__Given instruction__
Repeat each entry as written and leave the images out of the copy.

Stored items

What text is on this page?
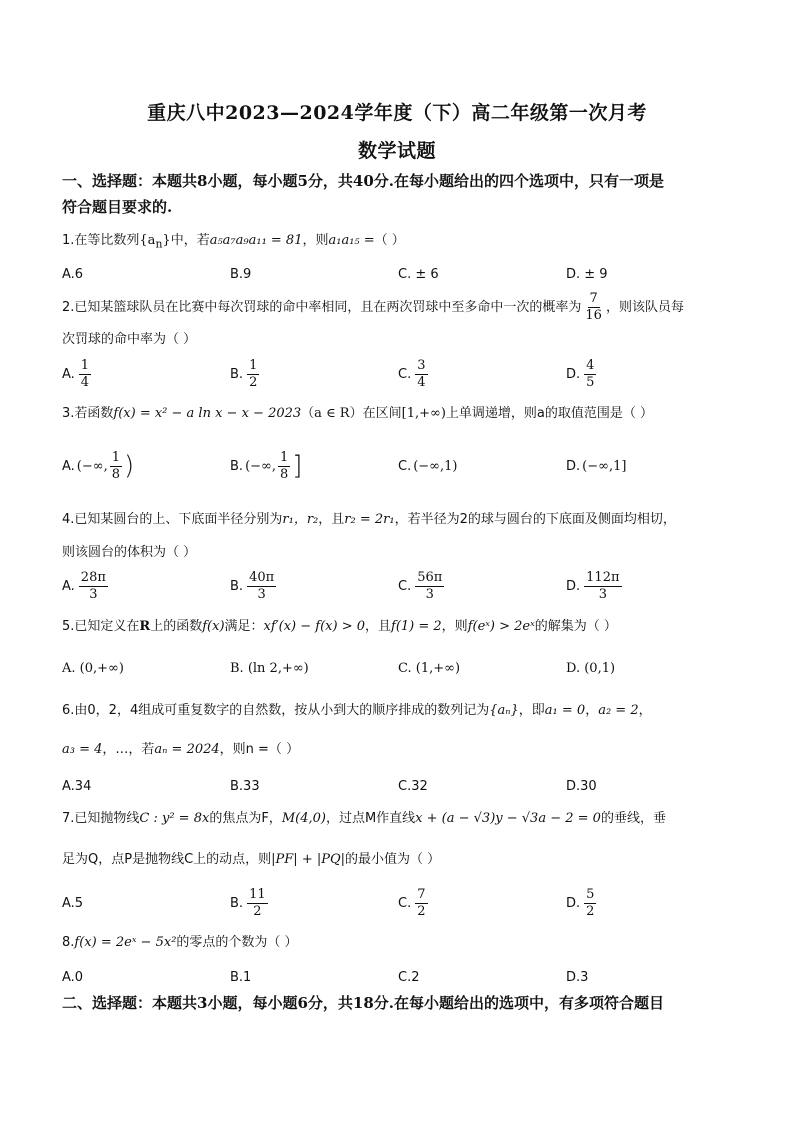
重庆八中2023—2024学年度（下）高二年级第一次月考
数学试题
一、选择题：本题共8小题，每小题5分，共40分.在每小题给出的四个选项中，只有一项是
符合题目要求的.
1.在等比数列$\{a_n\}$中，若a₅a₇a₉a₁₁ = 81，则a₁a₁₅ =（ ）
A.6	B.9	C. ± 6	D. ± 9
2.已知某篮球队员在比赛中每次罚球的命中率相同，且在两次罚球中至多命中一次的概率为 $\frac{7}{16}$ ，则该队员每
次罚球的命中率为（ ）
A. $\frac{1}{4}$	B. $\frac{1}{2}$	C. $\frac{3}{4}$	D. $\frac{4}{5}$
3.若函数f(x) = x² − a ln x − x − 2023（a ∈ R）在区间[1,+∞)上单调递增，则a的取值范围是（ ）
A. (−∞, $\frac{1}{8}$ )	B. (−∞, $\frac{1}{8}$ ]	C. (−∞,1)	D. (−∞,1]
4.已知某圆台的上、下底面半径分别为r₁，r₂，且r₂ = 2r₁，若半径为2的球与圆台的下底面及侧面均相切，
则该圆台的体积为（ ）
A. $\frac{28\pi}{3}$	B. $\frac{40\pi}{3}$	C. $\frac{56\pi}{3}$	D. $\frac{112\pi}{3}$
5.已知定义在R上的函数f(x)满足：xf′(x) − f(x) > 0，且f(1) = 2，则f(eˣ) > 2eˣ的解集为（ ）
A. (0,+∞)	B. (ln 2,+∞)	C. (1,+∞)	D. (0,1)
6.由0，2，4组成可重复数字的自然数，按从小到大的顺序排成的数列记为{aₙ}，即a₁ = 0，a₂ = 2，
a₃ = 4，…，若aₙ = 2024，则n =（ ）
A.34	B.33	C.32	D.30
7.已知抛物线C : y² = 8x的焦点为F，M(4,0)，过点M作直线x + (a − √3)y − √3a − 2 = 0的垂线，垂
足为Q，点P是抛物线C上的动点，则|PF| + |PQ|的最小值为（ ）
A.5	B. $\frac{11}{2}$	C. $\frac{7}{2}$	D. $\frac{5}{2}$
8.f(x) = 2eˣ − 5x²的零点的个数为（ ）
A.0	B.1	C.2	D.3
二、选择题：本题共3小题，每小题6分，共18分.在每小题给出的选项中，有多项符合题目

__Task output__
What text is on this page?
重庆八中2023—2024学年度（下）高二年级第一次月考
数学试题
一、选择题：本题共8小题，每小题5分，共40分.在每小题给出的四个选项中，只有一项是
符合题目要求的.
1.在等比数列$\{a_n\}$中，若a₅a₇a₉a₁₁ = 81，则a₁a₁₅ =（ ）
A.6	B.9	C. ± 6	D. ± 9
2.已知某篮球队员在比赛中每次罚球的命中率相同，且在两次罚球中至多命中一次的概率为 $\frac{7}{16}$ ，则该队员每
次罚球的命中率为（ ）
A. $\frac{1}{4}$	B. $\frac{1}{2}$	C. $\frac{3}{4}$	D. $\frac{4}{5}$
3.若函数f(x) = x² − a ln x − x − 2023（a ∈ R）在区间[1,+∞)上单调递增，则a的取值范围是（ ）
A. (−∞, $\frac{1}{8}$ )	B. (−∞, $\frac{1}{8}$ ]	C. (−∞,1)	D. (−∞,1]
4.已知某圆台的上、下底面半径分别为r₁，r₂，且r₂ = 2r₁，若半径为2的球与圆台的下底面及侧面均相切，
则该圆台的体积为（ ）
A. $\frac{28\pi}{3}$	B. $\frac{40\pi}{3}$	C. $\frac{56\pi}{3}$	D. $\frac{112\pi}{3}$
5.已知定义在R上的函数f(x)满足：xf′(x) − f(x) > 0，且f(1) = 2，则f(eˣ) > 2eˣ的解集为（ ）
A. (0,+∞)	B. (ln 2,+∞)	C. (1,+∞)	D. (0,1)
6.由0，2，4组成可重复数字的自然数，按从小到大的顺序排成的数列记为{aₙ}，即a₁ = 0，a₂ = 2，
a₃ = 4，…，若aₙ = 2024，则n =（ ）
A.34	B.33	C.32	D.30
7.已知抛物线C : y² = 8x的焦点为F，M(4,0)，过点M作直线x + (a − √3)y − √3a − 2 = 0的垂线，垂
足为Q，点P是抛物线C上的动点，则|PF| + |PQ|的最小值为（ ）
A.5	B. $\frac{11}{2}$	C. $\frac{7}{2}$	D. $\frac{5}{2}$
8.f(x) = 2eˣ − 5x²的零点的个数为（ ）
A.0	B.1	C.2	D.3
二、选择题：本题共3小题，每小题6分，共18分.在每小题给出的选项中，有多项符合题目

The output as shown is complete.